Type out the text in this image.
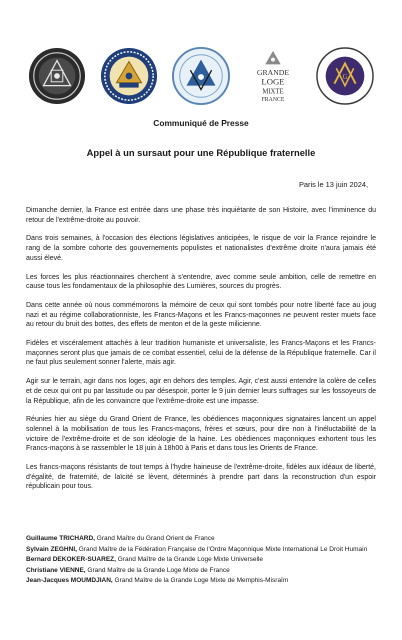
GRANDE
LOGE
MIXTE
FRANCE
G
Communiqué de Presse
Appel à un sursaut pour une République fraternelle

Paris le 13 juin 2024,

Dimanche dernier, la France est entrée dans une phase très inquiétante de son Histoire, avec l'imminence du retour de l'extrême-droite au pouvoir.

Dans trois semaines, à l'occasion des élections législatives anticipées, le risque de voir la France rejoindre le rang de la sombre cohorte des gouvernements populistes et nationalistes d'extrême droite n'aura jamais été aussi élevé.

Les forces les plus réactionnaires cherchent à s'entendre, avec comme seule ambition, celle de remettre en cause tous les fondamentaux de la philosophie des Lumières, sources du progrès.

Dans cette année où nous commémorons la mémoire de ceux qui sont tombés pour notre liberté face au joug nazi et au régime collaborationniste, les Francs-Maçons et les Francs-maçonnes ne peuvent rester muets face au retour du bruit des bottes, des effets de menton et de la geste milicienne.

Fidèles et viscéralement attachés à leur tradition humaniste et universaliste, les Francs-Maçons et les Francs-maçonnes seront plus que jamais de ce combat essentiel, celui de la défense de la République fraternelle. Car il ne faut plus seulement sonner l'alerte, mais agir.

Agir sur le terrain, agir dans nos loges, agir en dehors des temples. Agir, c'est aussi entendre la colère de celles et de ceux qui ont pu par lassitude ou par désespoir, porter le 9 juin dernier leurs suffrages sur les fossoyeurs de la République, afin de les convaincre que l'extrême-droite est une impasse.

Réunies hier au siège du Grand Orient de France, les obédiences maçonniques signataires lancent un appel solennel à la mobilisation de tous les Francs-maçons, frères et sœurs, pour dire non à l'inéluctabilité de la victoire de l'extrême-droite et de son idéologie de la haine. Les obédiences maçonniques exhortent tous les Francs-maçons à se rassembler le 18 juin à 18h00 à Paris et dans tous les Orients de France.

Les francs-maçons résistants de tout temps à l'hydre haineuse de l'extrême-droite, fidèles aux idéaux de liberté, d'égalité, de fraternité, de laïcité se lèvent, déterminés à prendre part dans la reconstruction d'un espoir républicain pour tous.

Guillaume TRICHARD, Grand Maître du Grand Orient de France
Sylvain ZEGHNI, Grand Maître de la Fédération Française de l'Ordre Maçonnique Mixte International Le Droit Humain
Bernard DEKOKER-SUAREZ, Grand Maître de la Grande Loge Mixte Universelle
Christiane VIENNE, Grand Maître de la Grande Loge Mixte de France
Jean-Jacques MOUMDJIAN, Grand Maître de la Grande Loge Mixte de Memphis-Misraïm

○ ○ ○

▶ [Given task]
Select and copy every line of the material that holds the string "fraternelle".

▶ [Result of the exercise]
Appel à un sursaut pour une République fraternelle
Fidèles et viscéralement attachés à leur tradition humaniste et universaliste, les Francs-Maçons et les Francs-maçonnes seront plus que jamais de ce combat essentiel, celui de la défense de la République fraternelle. Car il ne faut plus seulement sonner l'alerte, mais agir.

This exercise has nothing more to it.